**Entries:**
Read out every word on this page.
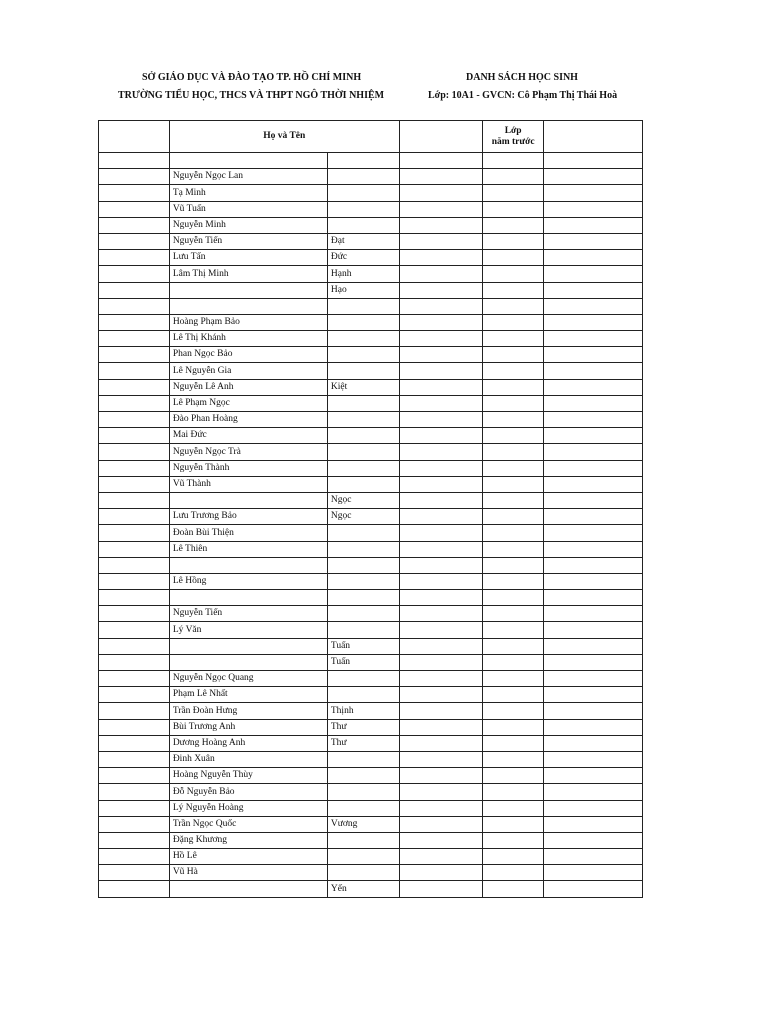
SỞ GIÁO DỤC VÀ ĐÀO TẠO TP. HỒ CHÍ MINH
TRƯỜNG TIỂU HỌC, THCS VÀ THPT NGÔ THỜI NHIỆM
DANH SÁCH HỌC SINH
Lớp: 10A1 - GVCN: Cô Phạm Thị Thái Hoà
	Họ và Tên			Lớp
năm trước	

	Nguyễn Ngọc Lan				
	Tạ Minh				
	Vũ Tuấn				
	Nguyễn Minh				
	Nguyễn Tiến	Đạt			
	Lưu Tấn	Đức			
	Lâm Thị Minh	Hạnh			
		Hạo			

	Hoàng Phạm Bảo				
	Lê Thị Khánh				
	Phan Ngọc Bảo				
	Lê Nguyễn Gia				
	Nguyễn Lê Anh	Kiệt			
	Lê Phạm Ngọc				
	Đào Phan Hoàng				
	Mai Đức				
	Nguyễn Ngọc Trà				
	Nguyễn Thành				
	Vũ Thành				
		Ngọc			
	Lưu Trương Bảo	Ngọc			
	Đoàn Bùi Thiện				
	Lê Thiên				

	Lê Hồng				

	Nguyễn Tiến				
	Lý Văn				
		Tuấn			
		Tuấn			
	Nguyễn Ngọc Quang				
	Phạm Lê Nhất				
	Trần Đoàn Hưng	Thịnh			
	Bùi Trương Anh	Thư			
	Dương Hoàng Anh	Thư			
	Đinh Xuân				
	Hoàng Nguyễn Thùy				
	Đỗ Nguyễn Bảo				
	Lý Nguyễn Hoàng				
	Trần Ngọc Quốc	Vương			
	Đặng Khương				
	Hồ Lê				
	Vũ Hà				
		Yến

**Exercise objective:**
Reproduce all of the material exactly, apart from the pictures.

**Reply to the task:**
Read out every word on this page.
SỞ GIÁO DỤC VÀ ĐÀO TẠO TP. HỒ CHÍ MINH
TRƯỜNG TIỂU HỌC, THCS VÀ THPT NGÔ THỜI NHIỆM
DANH SÁCH HỌC SINH
Lớp: 10A1 - GVCN: Cô Phạm Thị Thái Hoà
	Họ và Tên			Lớp
năm trước	

	Nguyễn Ngọc Lan				
	Tạ Minh				
	Vũ Tuấn				
	Nguyễn Minh				
	Nguyễn Tiến	Đạt			
	Lưu Tấn	Đức			
	Lâm Thị Minh	Hạnh			
		Hạo			

	Hoàng Phạm Bảo				
	Lê Thị Khánh				
	Phan Ngọc Bảo				
	Lê Nguyễn Gia				
	Nguyễn Lê Anh	Kiệt			
	Lê Phạm Ngọc				
	Đào Phan Hoàng				
	Mai Đức				
	Nguyễn Ngọc Trà				
	Nguyễn Thành				
	Vũ Thành				
		Ngọc			
	Lưu Trương Bảo	Ngọc			
	Đoàn Bùi Thiện				
	Lê Thiên				

	Lê Hồng				

	Nguyễn Tiến				
	Lý Văn				
		Tuấn			
		Tuấn			
	Nguyễn Ngọc Quang				
	Phạm Lê Nhất				
	Trần Đoàn Hưng	Thịnh			
	Bùi Trương Anh	Thư			
	Dương Hoàng Anh	Thư			
	Đinh Xuân				
	Hoàng Nguyễn Thùy				
	Đỗ Nguyễn Bảo				
	Lý Nguyễn Hoàng				
	Trần Ngọc Quốc	Vương			
	Đặng Khương				
	Hồ Lê				
	Vũ Hà				
		Yến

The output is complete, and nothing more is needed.